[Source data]
────────────────
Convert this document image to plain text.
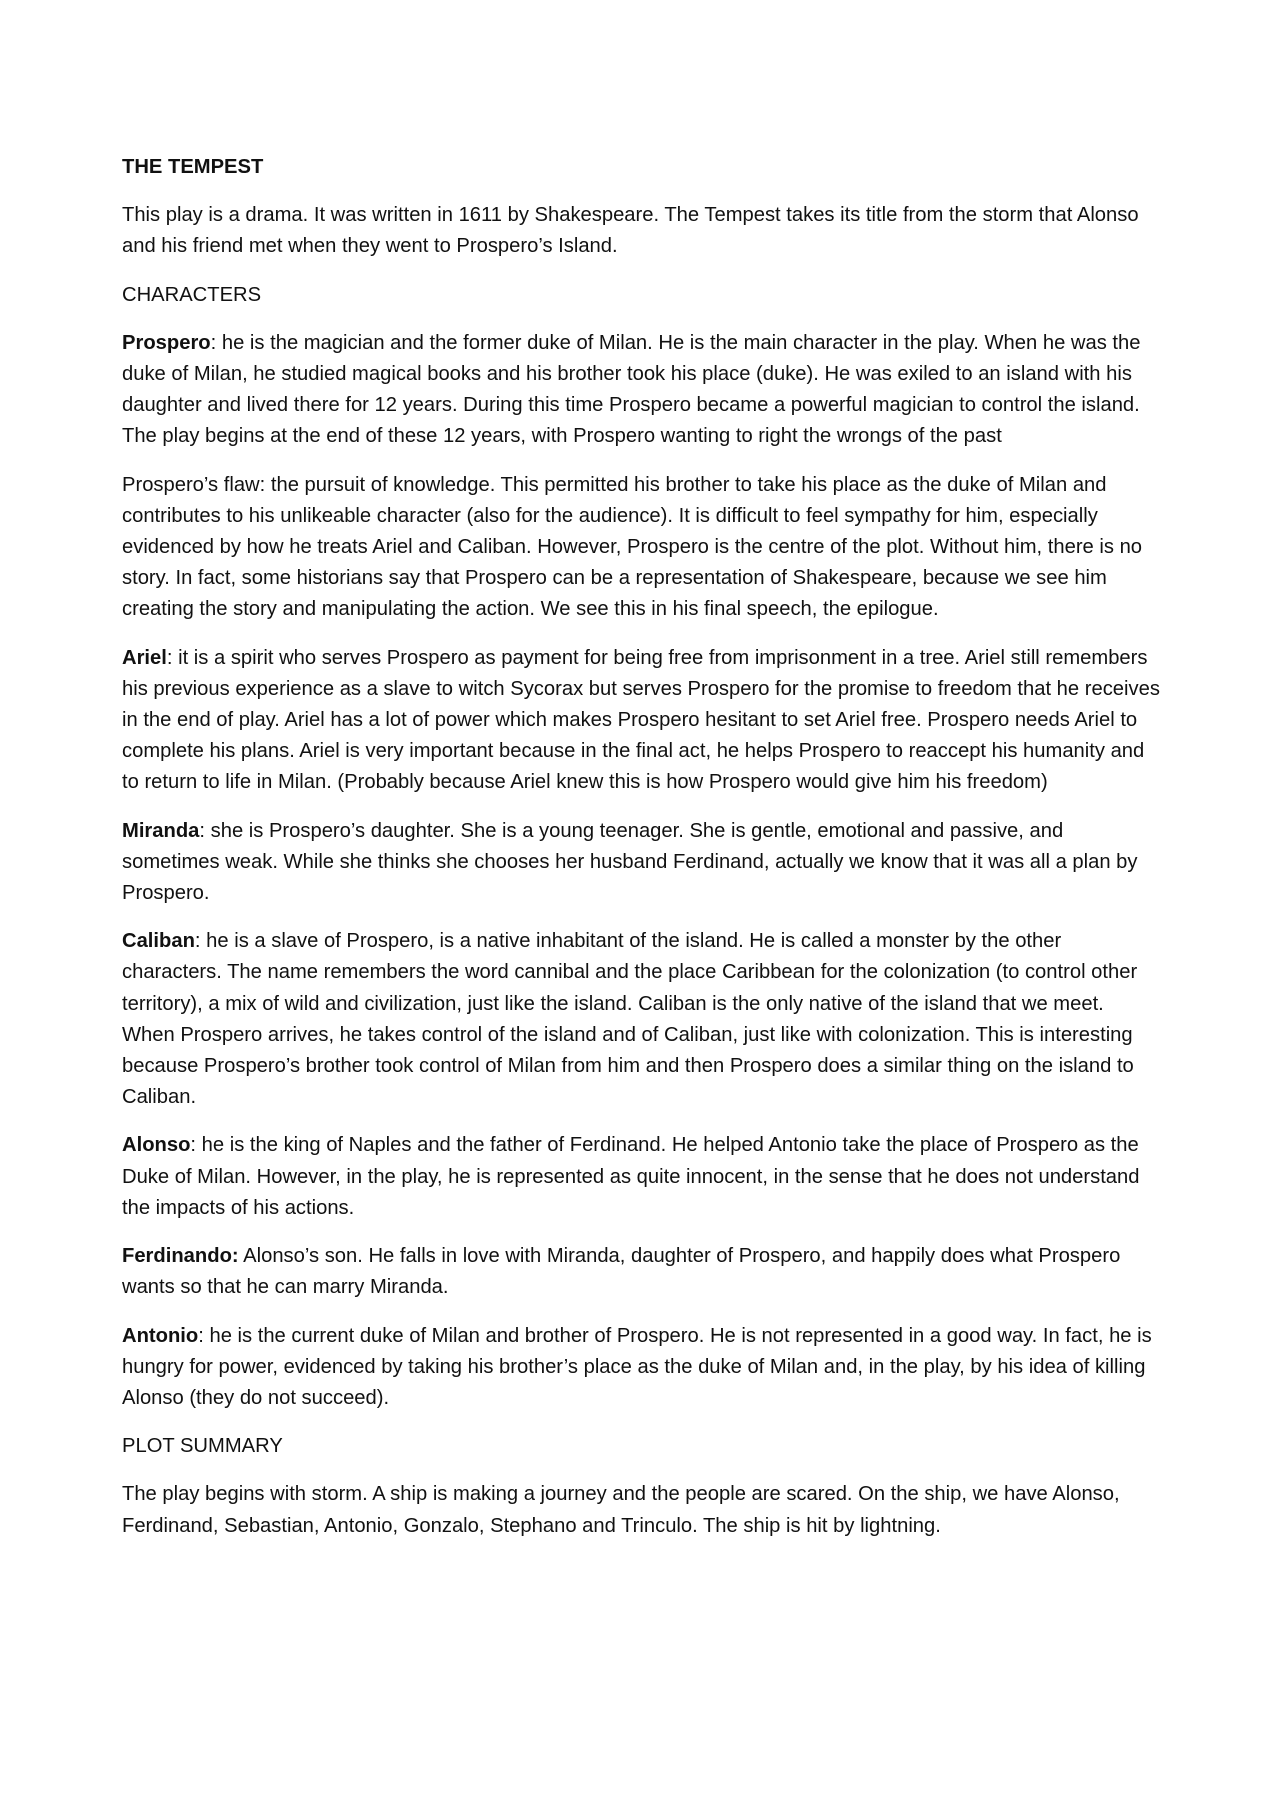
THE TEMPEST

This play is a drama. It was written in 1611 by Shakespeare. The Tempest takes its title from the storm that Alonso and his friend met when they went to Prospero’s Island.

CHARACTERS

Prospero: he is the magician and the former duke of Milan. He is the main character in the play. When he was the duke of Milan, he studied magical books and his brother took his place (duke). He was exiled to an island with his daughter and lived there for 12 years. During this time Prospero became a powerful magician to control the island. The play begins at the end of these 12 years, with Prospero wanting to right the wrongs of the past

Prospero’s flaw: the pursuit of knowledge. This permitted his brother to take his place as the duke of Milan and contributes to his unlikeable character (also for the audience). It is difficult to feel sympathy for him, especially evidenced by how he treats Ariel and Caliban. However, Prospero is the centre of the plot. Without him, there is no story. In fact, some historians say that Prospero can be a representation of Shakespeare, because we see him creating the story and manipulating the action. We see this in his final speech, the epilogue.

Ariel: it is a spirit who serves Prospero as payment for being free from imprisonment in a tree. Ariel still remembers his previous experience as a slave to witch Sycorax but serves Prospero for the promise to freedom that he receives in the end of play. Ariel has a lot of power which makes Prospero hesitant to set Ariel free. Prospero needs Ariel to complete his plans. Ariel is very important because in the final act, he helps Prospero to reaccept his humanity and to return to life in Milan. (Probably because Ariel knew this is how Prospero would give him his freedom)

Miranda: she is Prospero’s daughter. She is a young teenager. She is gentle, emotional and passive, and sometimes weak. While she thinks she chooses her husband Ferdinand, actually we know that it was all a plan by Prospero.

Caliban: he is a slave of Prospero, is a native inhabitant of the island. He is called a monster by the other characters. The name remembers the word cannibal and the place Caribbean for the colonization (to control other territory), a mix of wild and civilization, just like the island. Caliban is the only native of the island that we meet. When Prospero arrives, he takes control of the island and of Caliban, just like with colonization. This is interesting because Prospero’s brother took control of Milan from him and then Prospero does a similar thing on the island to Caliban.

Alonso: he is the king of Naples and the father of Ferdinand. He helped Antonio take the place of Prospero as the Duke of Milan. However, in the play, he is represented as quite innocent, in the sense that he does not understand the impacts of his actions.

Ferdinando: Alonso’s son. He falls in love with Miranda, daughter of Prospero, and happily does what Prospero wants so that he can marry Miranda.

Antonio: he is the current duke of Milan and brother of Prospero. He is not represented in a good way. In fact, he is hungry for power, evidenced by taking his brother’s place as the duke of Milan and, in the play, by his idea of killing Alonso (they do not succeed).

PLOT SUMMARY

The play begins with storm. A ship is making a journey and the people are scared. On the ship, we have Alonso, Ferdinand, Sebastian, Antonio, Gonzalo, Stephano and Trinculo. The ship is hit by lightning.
────────────────
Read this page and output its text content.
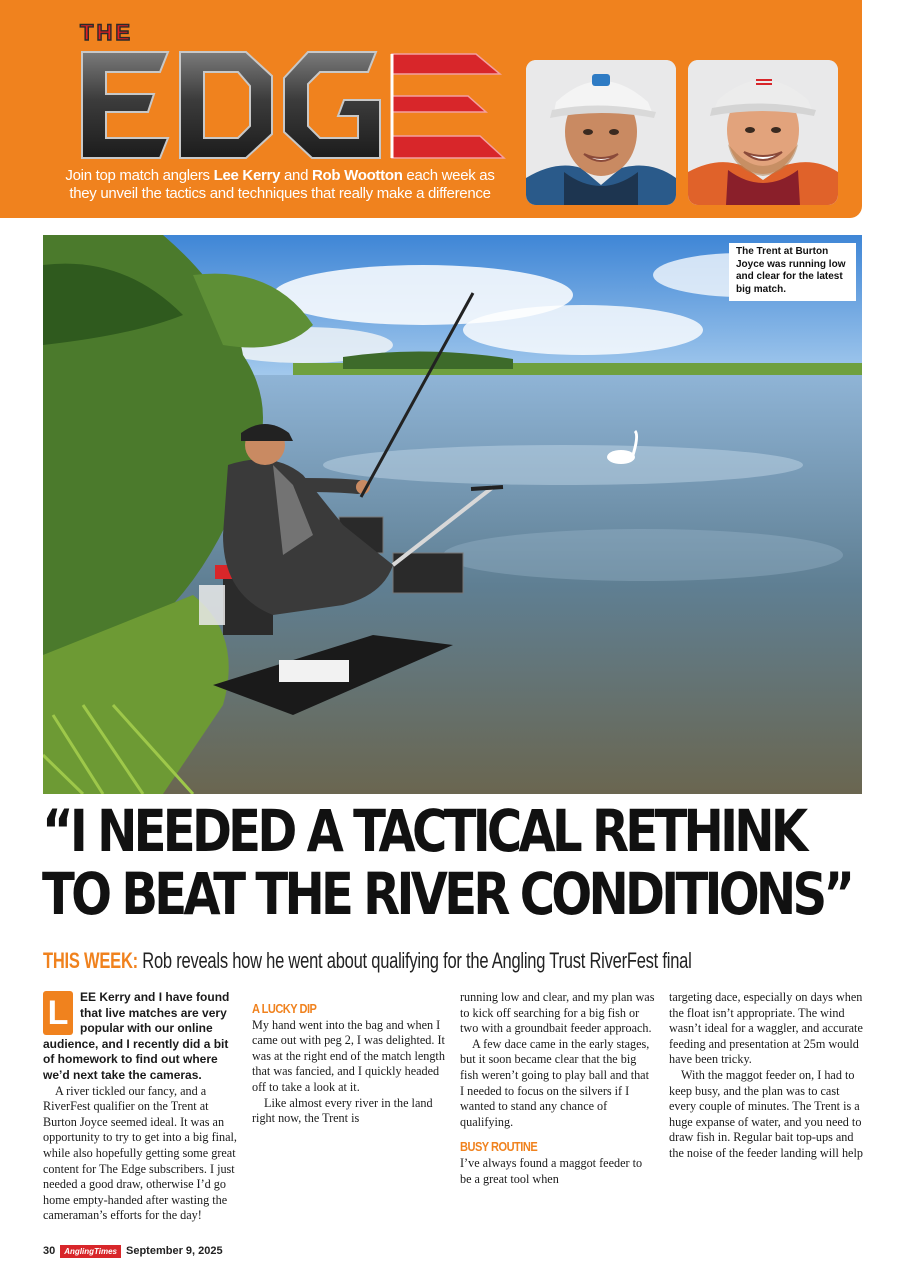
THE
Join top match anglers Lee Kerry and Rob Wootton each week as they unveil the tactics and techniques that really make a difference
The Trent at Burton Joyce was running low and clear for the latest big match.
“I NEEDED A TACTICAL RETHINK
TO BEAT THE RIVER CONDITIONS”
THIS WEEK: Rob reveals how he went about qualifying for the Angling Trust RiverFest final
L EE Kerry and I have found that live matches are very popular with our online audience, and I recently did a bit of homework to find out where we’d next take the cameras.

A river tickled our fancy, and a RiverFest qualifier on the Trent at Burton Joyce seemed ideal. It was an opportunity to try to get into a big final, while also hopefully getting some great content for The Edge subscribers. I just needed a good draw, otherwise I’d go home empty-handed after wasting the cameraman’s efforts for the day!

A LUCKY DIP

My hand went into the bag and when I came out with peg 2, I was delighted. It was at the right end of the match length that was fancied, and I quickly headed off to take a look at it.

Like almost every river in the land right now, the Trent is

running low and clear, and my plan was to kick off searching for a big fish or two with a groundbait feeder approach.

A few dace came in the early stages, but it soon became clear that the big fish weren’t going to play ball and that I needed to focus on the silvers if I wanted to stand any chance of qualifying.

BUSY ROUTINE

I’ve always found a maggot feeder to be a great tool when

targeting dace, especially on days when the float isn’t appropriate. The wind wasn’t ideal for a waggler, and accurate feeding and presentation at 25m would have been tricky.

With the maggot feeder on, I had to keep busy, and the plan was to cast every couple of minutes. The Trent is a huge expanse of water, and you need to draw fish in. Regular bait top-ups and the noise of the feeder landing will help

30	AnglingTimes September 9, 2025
────────────────
[Stated problem]
Identify which lines contain the word "became" and copy each one.

[Result of this exercise]
Prospero: he is the magician and the former duke of Milan. He is the main character in the play. When he was the duke of Milan, he studied magical books and his brother took his place (duke). He was exiled to an island with his daughter and lived there for 12 years. During this time Prospero became a powerful magician to control the island. The play begins at the end of these 12 years, with Prospero wanting to right the wrongs of the past
A few dace came in the early stages, but it soon became clear that the big fish weren’t going to play ball and that I needed to focus on the silvers if I wanted to stand any chance of qualifying.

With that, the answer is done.